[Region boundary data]

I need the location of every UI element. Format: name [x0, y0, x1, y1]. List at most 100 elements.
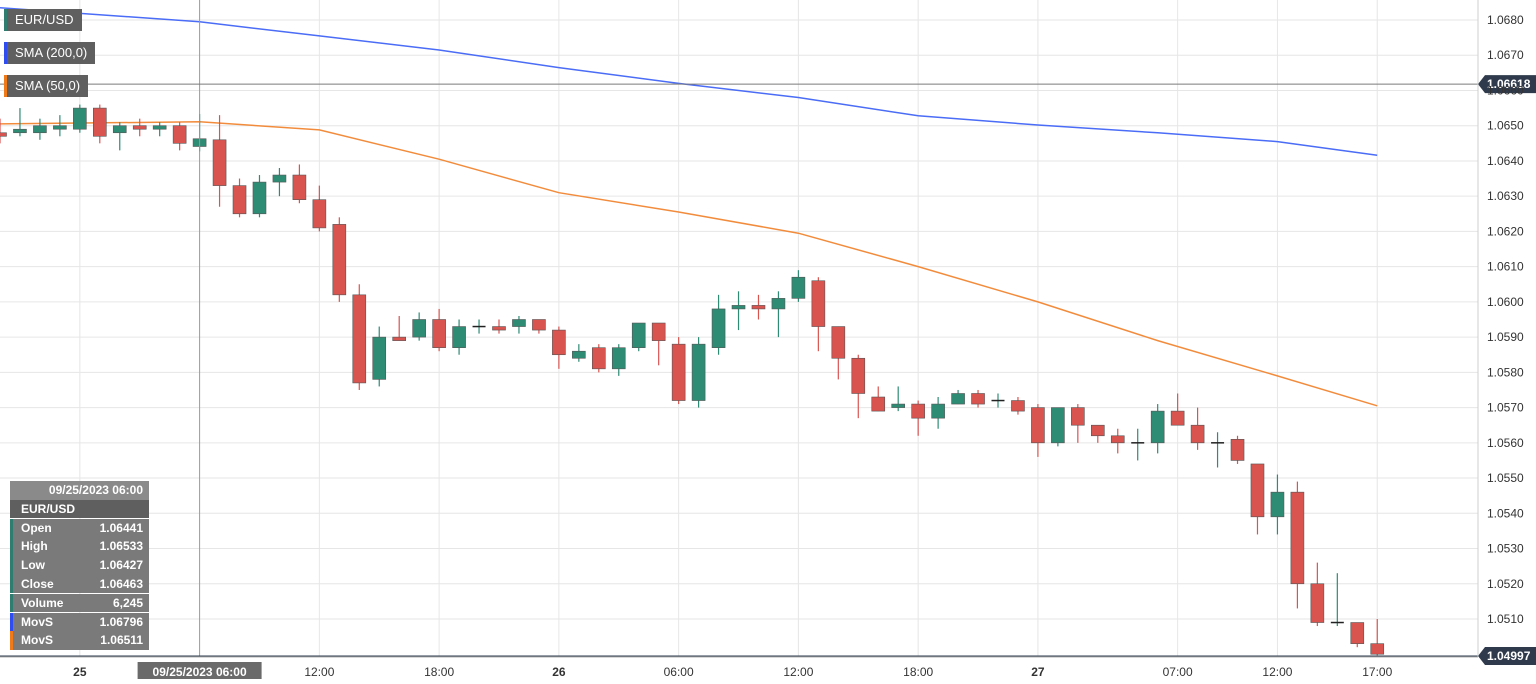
- candle-body: [312, 199, 327, 229]
- legend-symbol[interactable]: EUR/USD: [4, 9, 82, 31]
- y-tick-label: 1.0510: [1487, 612, 1524, 626]
- y-tick-label: 1.0580: [1487, 365, 1524, 379]
- y-tick-label: 1.0590: [1487, 330, 1524, 344]
- candle: [53, 115, 67, 137]
- candle-body: [152, 125, 167, 130]
- x-tick-label: 12:00: [304, 665, 334, 679]
- candle-body: [232, 185, 247, 215]
- x-tick-label: 27: [1031, 665, 1045, 679]
- candle: [591, 344, 606, 373]
- candle-body: [691, 343, 706, 401]
- candle-body: [1270, 491, 1285, 518]
- candle-body: [871, 396, 886, 412]
- candle-body: [73, 107, 87, 130]
- candle: [1190, 407, 1205, 450]
- candle: [292, 164, 307, 204]
- candle-body: [1370, 643, 1385, 655]
- candle: [532, 319, 546, 334]
- candle-body: [731, 305, 746, 310]
- candle: [1071, 404, 1085, 443]
- y-tick-label: 1.0570: [1487, 401, 1524, 415]
- candle: [731, 291, 746, 331]
- candle: [751, 294, 766, 320]
- y-tick-label: 1.0660: [1487, 83, 1524, 97]
- info-date-text: 09/25/2023 06:00: [48, 483, 143, 497]
- y-tick-label: 1.0600: [1487, 295, 1524, 309]
- candle-body: [93, 107, 107, 137]
- candle-body: [332, 224, 347, 296]
- candle-body: [651, 322, 666, 341]
- legend-sma50-label: SMA (50,0): [15, 78, 81, 93]
- candle-body: [751, 305, 766, 310]
- x-tick-label: 25: [73, 665, 87, 679]
- candle: [352, 284, 367, 390]
- candle-body: [771, 298, 786, 310]
- candle: [1290, 481, 1305, 609]
- candle: [1131, 428, 1145, 461]
- legend-sma200[interactable]: SMA (200,0): [4, 42, 96, 64]
- candle: [412, 312, 426, 341]
- candle: [1370, 619, 1385, 656]
- y-tick-label: 1.0670: [1487, 48, 1524, 62]
- candle: [432, 308, 446, 352]
- candle: [951, 389, 965, 405]
- info-value: 6,245: [112, 595, 143, 610]
- candle: [93, 104, 107, 144]
- candle-body: [352, 294, 367, 384]
- candle: [851, 354, 866, 419]
- candle-body: [1250, 463, 1265, 518]
- candle: [691, 337, 706, 408]
- candle-body: [552, 329, 566, 356]
- candle-body: [53, 125, 67, 130]
- last-price-tag-bg: [1478, 647, 1536, 665]
- candle-body: [112, 125, 127, 134]
- legend-sma200-label: SMA (200,0): [15, 45, 88, 60]
- candle: [572, 344, 586, 362]
- candle: [152, 122, 167, 137]
- info-value: 1.06533: [99, 539, 143, 554]
- candle: [831, 326, 846, 380]
- candle-body: [1170, 410, 1185, 426]
- info-open: Open 1.06441: [10, 518, 149, 538]
- legend-sma50[interactable]: SMA (50,0): [4, 75, 89, 97]
- ohlc-info-box: 09/25/2023 06:00 EUR/USD Open 1.06441 Hig…: [10, 481, 149, 650]
- candle: [991, 393, 1005, 408]
- candle-body: [1150, 410, 1165, 444]
- y-tick-label: 1.0650: [1487, 119, 1524, 133]
- candle-body: [1290, 491, 1305, 585]
- candle: [232, 178, 247, 218]
- candle-body: [432, 319, 446, 348]
- candle-body: [931, 403, 945, 419]
- candle-body: [631, 322, 646, 348]
- candle: [472, 319, 486, 334]
- info-symbol: EUR/USD: [10, 499, 149, 519]
- candle-body: [572, 350, 586, 359]
- candle: [33, 118, 47, 140]
- x-tick-label: 18:00: [424, 665, 454, 679]
- candle: [73, 104, 87, 133]
- candle: [452, 319, 466, 355]
- info-volume: Volume 6,245: [10, 593, 149, 613]
- candle: [611, 344, 626, 376]
- legend-symbol-label: EUR/USD: [15, 12, 74, 27]
- candle-body: [611, 347, 626, 370]
- candle-body: [1051, 407, 1065, 444]
- candle: [1230, 435, 1245, 464]
- candle: [272, 167, 287, 197]
- info-label: Volume: [21, 595, 64, 610]
- candle-body: [951, 393, 965, 405]
- candle-body: [1031, 407, 1045, 444]
- candle-body: [791, 276, 806, 299]
- candle-body: [971, 393, 985, 405]
- info-value: 1.06441: [99, 520, 143, 535]
- candle: [1150, 404, 1165, 454]
- sma200-line: [0, 6, 1378, 157]
- y-tick-label: 1.0630: [1487, 189, 1524, 203]
- candle: [1110, 428, 1125, 454]
- crosshair-label: 09/25/2023 06:00: [153, 665, 247, 679]
- hline-tag-bg: [1478, 75, 1536, 94]
- candle-body: [252, 181, 267, 215]
- sma-lines: [0, 6, 1378, 407]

== INSTRUCTION ==
Please update the material from the line with "- candle-body: [312, 199, 327, 229]" to the line with "- candle-body: [731, 305, 746, 310]" by changing "y-tick-label" to "price-label" and keeping everything else the same. Return only those lines.

== ANSWER TO THIS PROBLEM ==
- candle-body: [312, 199, 327, 229]
- legend-symbol[interactable]: EUR/USD: [4, 9, 82, 31]
- price-label: 1.0510: [1487, 612, 1524, 626]
- price-label: 1.0580: [1487, 365, 1524, 379]
- price-label: 1.0590: [1487, 330, 1524, 344]
- candle: [53, 115, 67, 137]
- candle-body: [152, 125, 167, 130]
- x-tick-label: 12:00: [304, 665, 334, 679]
- candle-body: [232, 185, 247, 215]
- x-tick-label: 27: [1031, 665, 1045, 679]
- candle: [591, 344, 606, 373]
- candle-body: [691, 343, 706, 401]
- candle-body: [1270, 491, 1285, 518]
- candle-body: [871, 396, 886, 412]
- candle-body: [73, 107, 87, 130]
- candle: [1190, 407, 1205, 450]
- candle: [292, 164, 307, 204]
- candle-body: [1370, 643, 1385, 655]
- candle: [532, 319, 546, 334]
- candle-body: [731, 305, 746, 310]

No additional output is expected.